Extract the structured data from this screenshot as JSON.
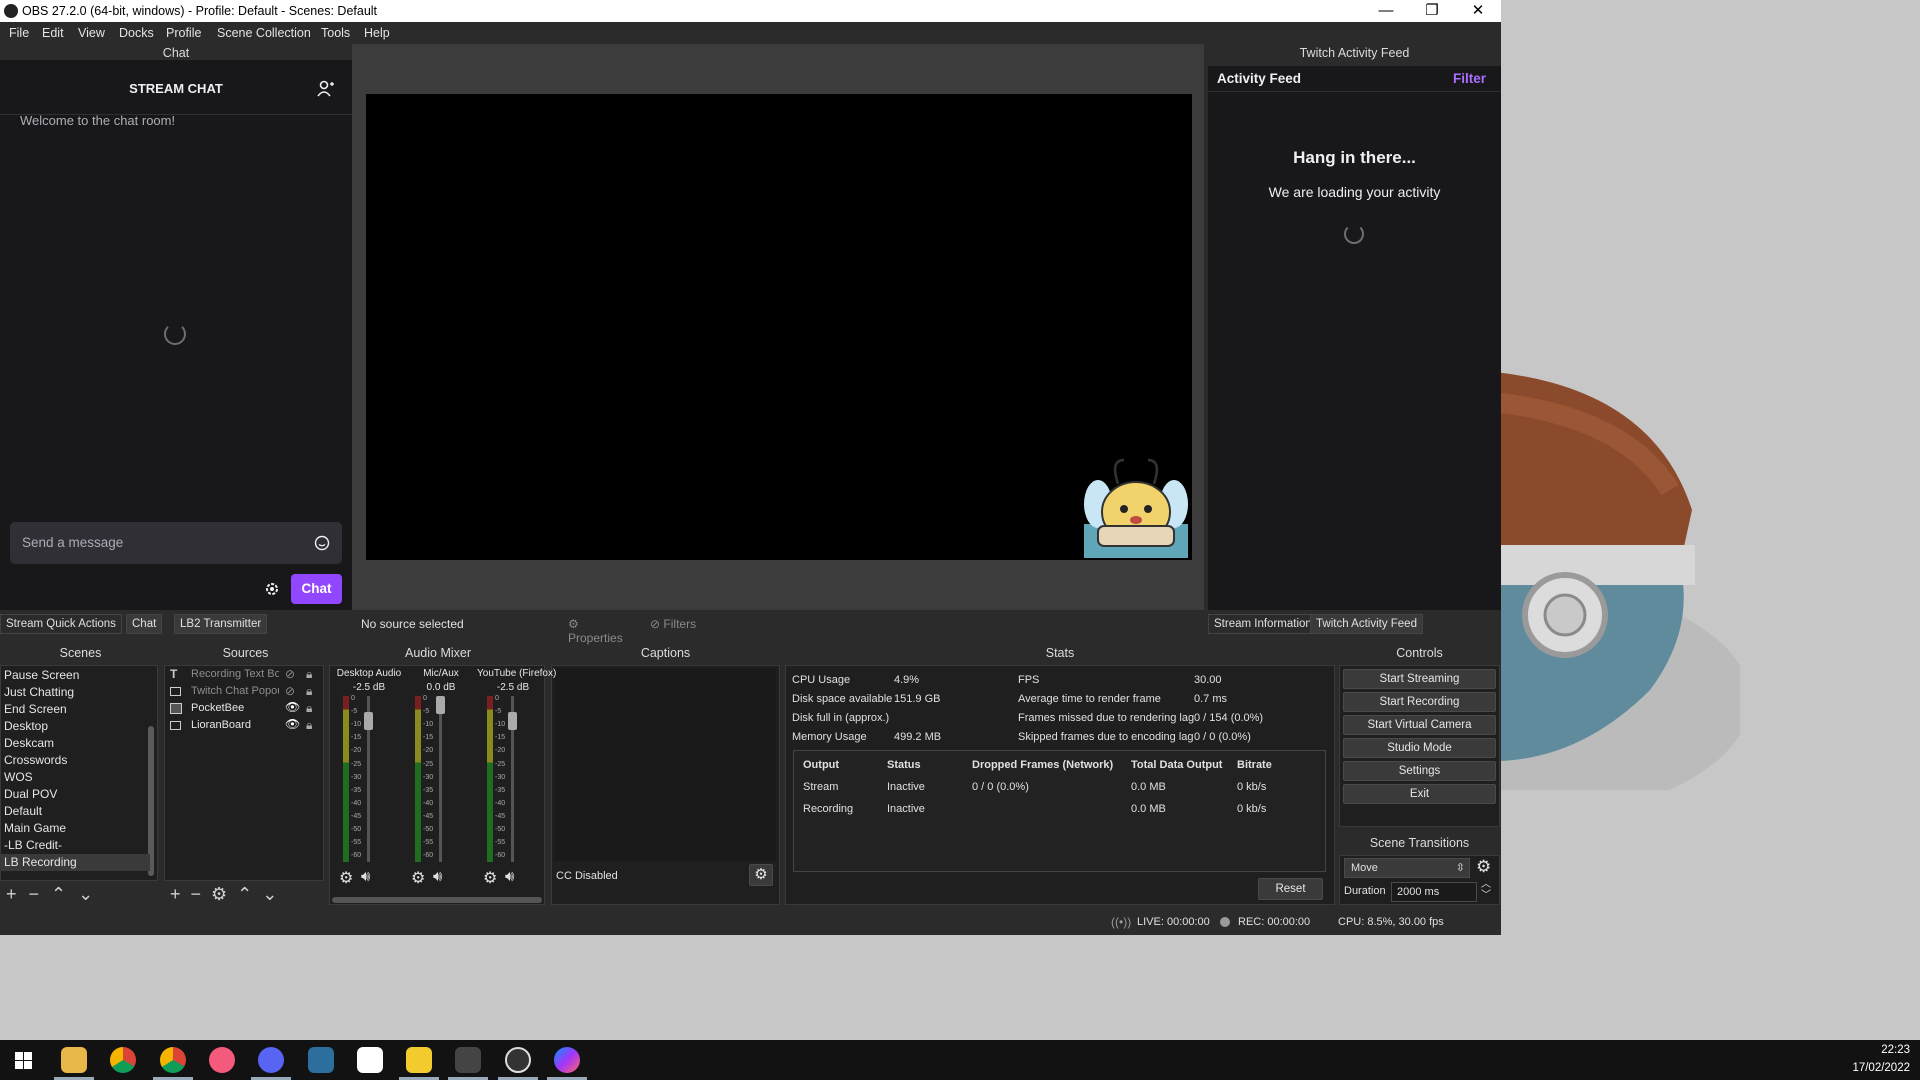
{
  "window": {
    "title": "OBS 27.2.0 (64-bit, windows) - Profile: Default - Scenes: Default",
    "min": "—",
    "max": "❐",
    "close": "✕"
  },
  "menu": [
    "File",
    "Edit",
    "View",
    "Docks",
    "Profile",
    "Scene Collection",
    "Tools",
    "Help"
  ],
  "chat": {
    "dock_title": "Chat",
    "header": "STREAM CHAT",
    "welcome": "Welcome to the chat room!",
    "placeholder": "Send a message",
    "button": "Chat"
  },
  "activity": {
    "dock_title": "Twitch Activity Feed",
    "header": "Activity Feed",
    "filter": "Filter",
    "loading_title": "Hang in there...",
    "loading_sub": "We are loading your activity"
  },
  "tabs_left": [
    "Stream Quick Actions",
    "Chat",
    "LB2 Transmitter"
  ],
  "tabs_right": [
    "Stream Information",
    "Twitch Activity Feed"
  ],
  "source_bar": {
    "status": "No source selected",
    "properties": "Properties",
    "filters": "Filters"
  },
  "scenes": {
    "title": "Scenes",
    "items": [
      "Pause Screen",
      "Just Chatting",
      "End Screen",
      "Desktop",
      "Deskcam",
      "Crosswords",
      "WOS",
      "Dual POV",
      "Default",
      "Main Game",
      "-LB Credit-",
      "LB Recording"
    ],
    "selected": "LB Recording"
  },
  "sources": {
    "title": "Sources",
    "items": [
      "Recording Text Bo",
      "Twitch Chat Popou",
      "PocketBee",
      "LioranBoard"
    ]
  },
  "mixer": {
    "title": "Audio Mixer",
    "channels": [
      {
        "name": "Desktop Audio",
        "db": "-2.5 dB"
      },
      {
        "name": "Mic/Aux",
        "db": "0.0 dB"
      },
      {
        "name": "YouTube (Firefox)",
        "db": "-2.5 dB"
      }
    ],
    "scale": [
      "0",
      "-5",
      "-10",
      "-15",
      "-20",
      "-25",
      "-30",
      "-35",
      "-40",
      "-45",
      "-50",
      "-55",
      "-60"
    ]
  },
  "captions": {
    "title": "Captions",
    "status": "CC Disabled"
  },
  "stats": {
    "title": "Stats",
    "left": [
      [
        "CPU Usage",
        "4.9%"
      ],
      [
        "Disk space available",
        "151.9 GB"
      ],
      [
        "Disk full in (approx.)",
        ""
      ],
      [
        "Memory Usage",
        "499.2 MB"
      ]
    ],
    "right": [
      [
        "FPS",
        "30.00"
      ],
      [
        "Average time to render frame",
        "0.7 ms"
      ],
      [
        "Frames missed due to rendering lag",
        "0 / 154 (0.0%)"
      ],
      [
        "Skipped frames due to encoding lag",
        "0 / 0 (0.0%)"
      ]
    ],
    "table_headers": [
      "Output",
      "Status",
      "Dropped Frames (Network)",
      "Total Data Output",
      "Bitrate"
    ],
    "rows": [
      [
        "Stream",
        "Inactive",
        "0 / 0 (0.0%)",
        "0.0 MB",
        "0 kb/s"
      ],
      [
        "Recording",
        "Inactive",
        "",
        "0.0 MB",
        "0 kb/s"
      ]
    ],
    "reset": "Reset"
  },
  "controls": {
    "title": "Controls",
    "buttons": [
      "Start Streaming",
      "Start Recording",
      "Start Virtual Camera",
      "Studio Mode",
      "Settings",
      "Exit"
    ]
  },
  "transitions": {
    "title": "Scene Transitions",
    "selected": "Move",
    "duration_label": "Duration",
    "duration": "2000 ms"
  },
  "statusbar": {
    "live": "LIVE: 00:00:00",
    "rec": "REC: 00:00:00",
    "cpu": "CPU: 8.5%, 30.00 fps"
  },
  "clock": {
    "time": "22:23",
    "date": "17/02/2022"
  }
}
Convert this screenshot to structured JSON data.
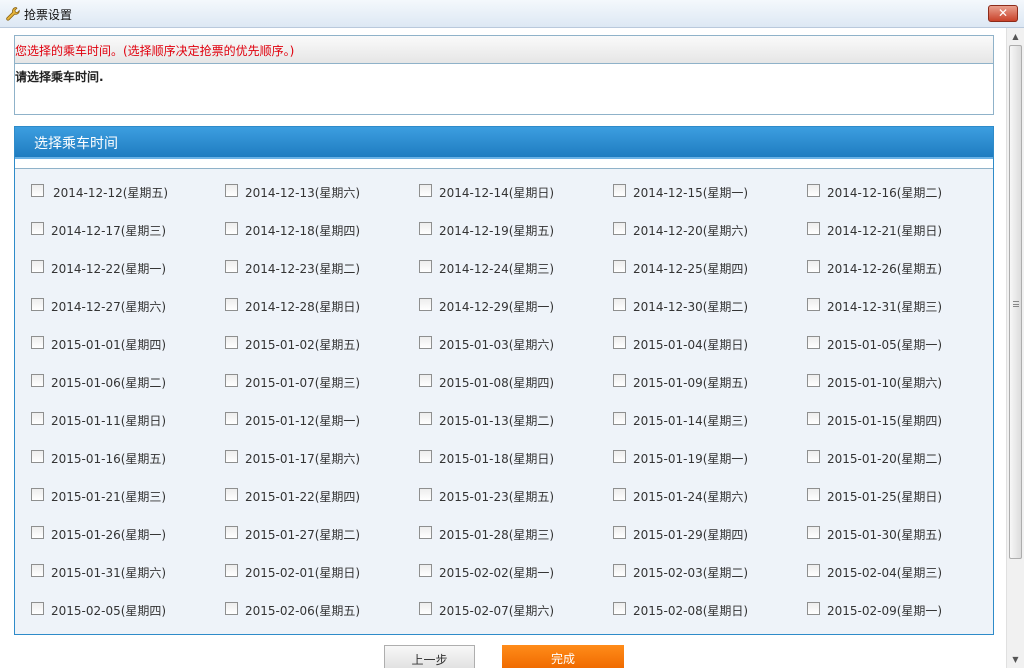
{
  "window": {
    "title": "抢票设置",
    "close_label": "✕",
    "title_icon": "wrench-icon"
  },
  "info": {
    "hint": "您选择的乘车时间。(选择顺序决定抢票的优先顺序。)",
    "placeholder": "请选择乘车时间."
  },
  "panel": {
    "header": "选择乘车时间"
  },
  "dates": [
    [
      "2014-12-12(星期五)",
      "2014-12-13(星期六)",
      "2014-12-14(星期日)",
      "2014-12-15(星期一)",
      "2014-12-16(星期二)"
    ],
    [
      "2014-12-17(星期三)",
      "2014-12-18(星期四)",
      "2014-12-19(星期五)",
      "2014-12-20(星期六)",
      "2014-12-21(星期日)"
    ],
    [
      "2014-12-22(星期一)",
      "2014-12-23(星期二)",
      "2014-12-24(星期三)",
      "2014-12-25(星期四)",
      "2014-12-26(星期五)"
    ],
    [
      "2014-12-27(星期六)",
      "2014-12-28(星期日)",
      "2014-12-29(星期一)",
      "2014-12-30(星期二)",
      "2014-12-31(星期三)"
    ],
    [
      "2015-01-01(星期四)",
      "2015-01-02(星期五)",
      "2015-01-03(星期六)",
      "2015-01-04(星期日)",
      "2015-01-05(星期一)"
    ],
    [
      "2015-01-06(星期二)",
      "2015-01-07(星期三)",
      "2015-01-08(星期四)",
      "2015-01-09(星期五)",
      "2015-01-10(星期六)"
    ],
    [
      "2015-01-11(星期日)",
      "2015-01-12(星期一)",
      "2015-01-13(星期二)",
      "2015-01-14(星期三)",
      "2015-01-15(星期四)"
    ],
    [
      "2015-01-16(星期五)",
      "2015-01-17(星期六)",
      "2015-01-18(星期日)",
      "2015-01-19(星期一)",
      "2015-01-20(星期二)"
    ],
    [
      "2015-01-21(星期三)",
      "2015-01-22(星期四)",
      "2015-01-23(星期五)",
      "2015-01-24(星期六)",
      "2015-01-25(星期日)"
    ],
    [
      "2015-01-26(星期一)",
      "2015-01-27(星期二)",
      "2015-01-28(星期三)",
      "2015-01-29(星期四)",
      "2015-01-30(星期五)"
    ],
    [
      "2015-01-31(星期六)",
      "2015-02-01(星期日)",
      "2015-02-02(星期一)",
      "2015-02-03(星期二)",
      "2015-02-04(星期三)"
    ],
    [
      "2015-02-05(星期四)",
      "2015-02-06(星期五)",
      "2015-02-07(星期六)",
      "2015-02-08(星期日)",
      "2015-02-09(星期一)"
    ]
  ],
  "buttons": {
    "prev": "上一步",
    "done": "完成"
  },
  "colors": {
    "panel_header": "#2585c9",
    "hint_text": "#e0000d",
    "done_button": "#f47a0a"
  }
}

## TO DO
Return all of the entries exactly as written, but drop any pictures they hold.

## CORRECT RESULT
Extract the structured data from this screenshot as JSON.
{
  "window": {
    "title": "OBS 27.2.0 (64-bit, windows) - Profile: Default - Scenes: Default",
    "min": "—",
    "max": "❐",
    "close": "✕"
  },
  "menu": [
    "File",
    "Edit",
    "View",
    "Docks",
    "Profile",
    "Scene Collection",
    "Tools",
    "Help"
  ],
  "chat": {
    "dock_title": "Chat",
    "header": "STREAM CHAT",
    "welcome": "Welcome to the chat room!",
    "placeholder": "Send a message",
    "button": "Chat"
  },
  "activity": {
    "dock_title": "Twitch Activity Feed",
    "header": "Activity Feed",
    "filter": "Filter",
    "loading_title": "Hang in there...",
    "loading_sub": "We are loading your activity"
  },
  "tabs_left": [
    "Stream Quick Actions",
    "Chat",
    "LB2 Transmitter"
  ],
  "tabs_right": [
    "Stream Information",
    "Twitch Activity Feed"
  ],
  "source_bar": {
    "status": "No source selected",
    "properties": "Properties",
    "filters": "Filters"
  },
  "scenes": {
    "title": "Scenes",
    "items": [
      "Pause Screen",
      "Just Chatting",
      "End Screen",
      "Desktop",
      "Deskcam",
      "Crosswords",
      "WOS",
      "Dual POV",
      "Default",
      "Main Game",
      "-LB Credit-",
      "LB Recording"
    ],
    "selected": "LB Recording"
  },
  "sources": {
    "title": "Sources",
    "items": [
      "Recording Text Bo",
      "Twitch Chat Popou",
      "PocketBee",
      "LioranBoard"
    ]
  },
  "mixer": {
    "title": "Audio Mixer",
    "channels": [
      {
        "name": "Desktop Audio",
        "db": "-2.5 dB"
      },
      {
        "name": "Mic/Aux",
        "db": "0.0 dB"
      },
      {
        "name": "YouTube (Firefox)",
        "db": "-2.5 dB"
      }
    ],
    "scale": [
      "0",
      "-5",
      "-10",
      "-15",
      "-20",
      "-25",
      "-30",
      "-35",
      "-40",
      "-45",
      "-50",
      "-55",
      "-60"
    ]
  },
  "captions": {
    "title": "Captions",
    "status": "CC Disabled"
  },
  "stats": {
    "title": "Stats",
    "left": [
      [
        "CPU Usage",
        "4.9%"
      ],
      [
        "Disk space available",
        "151.9 GB"
      ],
      [
        "Disk full in (approx.)",
        ""
      ],
      [
        "Memory Usage",
        "499.2 MB"
      ]
    ],
    "right": [
      [
        "FPS",
        "30.00"
      ],
      [
        "Average time to render frame",
        "0.7 ms"
      ],
      [
        "Frames missed due to rendering lag",
        "0 / 154 (0.0%)"
      ],
      [
        "Skipped frames due to encoding lag",
        "0 / 0 (0.0%)"
      ]
    ],
    "table_headers": [
      "Output",
      "Status",
      "Dropped Frames (Network)",
      "Total Data Output",
      "Bitrate"
    ],
    "rows": [
      [
        "Stream",
        "Inactive",
        "0 / 0 (0.0%)",
        "0.0 MB",
        "0 kb/s"
      ],
      [
        "Recording",
        "Inactive",
        "",
        "0.0 MB",
        "0 kb/s"
      ]
    ],
    "reset": "Reset"
  },
  "controls": {
    "title": "Controls",
    "buttons": [
      "Start Streaming",
      "Start Recording",
      "Start Virtual Camera",
      "Studio Mode",
      "Settings",
      "Exit"
    ]
  },
  "transitions": {
    "title": "Scene Transitions",
    "selected": "Move",
    "duration_label": "Duration",
    "duration": "2000 ms"
  },
  "statusbar": {
    "live": "LIVE: 00:00:00",
    "rec": "REC: 00:00:00",
    "cpu": "CPU: 8.5%, 30.00 fps"
  },
  "clock": {
    "time": "22:23",
    "date": "17/02/2022"
  }
}
Convert this screenshot to structured JSON data.
{
  "window": {
    "title": "抢票设置",
    "close_label": "✕",
    "title_icon": "wrench-icon"
  },
  "info": {
    "hint": "您选择的乘车时间。(选择顺序决定抢票的优先顺序。)",
    "placeholder": "请选择乘车时间."
  },
  "panel": {
    "header": "选择乘车时间"
  },
  "dates": [
    [
      "2014-12-12(星期五)",
      "2014-12-13(星期六)",
      "2014-12-14(星期日)",
      "2014-12-15(星期一)",
      "2014-12-16(星期二)"
    ],
    [
      "2014-12-17(星期三)",
      "2014-12-18(星期四)",
      "2014-12-19(星期五)",
      "2014-12-20(星期六)",
      "2014-12-21(星期日)"
    ],
    [
      "2014-12-22(星期一)",
      "2014-12-23(星期二)",
      "2014-12-24(星期三)",
      "2014-12-25(星期四)",
      "2014-12-26(星期五)"
    ],
    [
      "2014-12-27(星期六)",
      "2014-12-28(星期日)",
      "2014-12-29(星期一)",
      "2014-12-30(星期二)",
      "2014-12-31(星期三)"
    ],
    [
      "2015-01-01(星期四)",
      "2015-01-02(星期五)",
      "2015-01-03(星期六)",
      "2015-01-04(星期日)",
      "2015-01-05(星期一)"
    ],
    [
      "2015-01-06(星期二)",
      "2015-01-07(星期三)",
      "2015-01-08(星期四)",
      "2015-01-09(星期五)",
      "2015-01-10(星期六)"
    ],
    [
      "2015-01-11(星期日)",
      "2015-01-12(星期一)",
      "2015-01-13(星期二)",
      "2015-01-14(星期三)",
      "2015-01-15(星期四)"
    ],
    [
      "2015-01-16(星期五)",
      "2015-01-17(星期六)",
      "2015-01-18(星期日)",
      "2015-01-19(星期一)",
      "2015-01-20(星期二)"
    ],
    [
      "2015-01-21(星期三)",
      "2015-01-22(星期四)",
      "2015-01-23(星期五)",
      "2015-01-24(星期六)",
      "2015-01-25(星期日)"
    ],
    [
      "2015-01-26(星期一)",
      "2015-01-27(星期二)",
      "2015-01-28(星期三)",
      "2015-01-29(星期四)",
      "2015-01-30(星期五)"
    ],
    [
      "2015-01-31(星期六)",
      "2015-02-01(星期日)",
      "2015-02-02(星期一)",
      "2015-02-03(星期二)",
      "2015-02-04(星期三)"
    ],
    [
      "2015-02-05(星期四)",
      "2015-02-06(星期五)",
      "2015-02-07(星期六)",
      "2015-02-08(星期日)",
      "2015-02-09(星期一)"
    ]
  ],
  "buttons": {
    "prev": "上一步",
    "done": "完成"
  },
  "colors": {
    "panel_header": "#2585c9",
    "hint_text": "#e0000d",
    "done_button": "#f47a0a"
  }
}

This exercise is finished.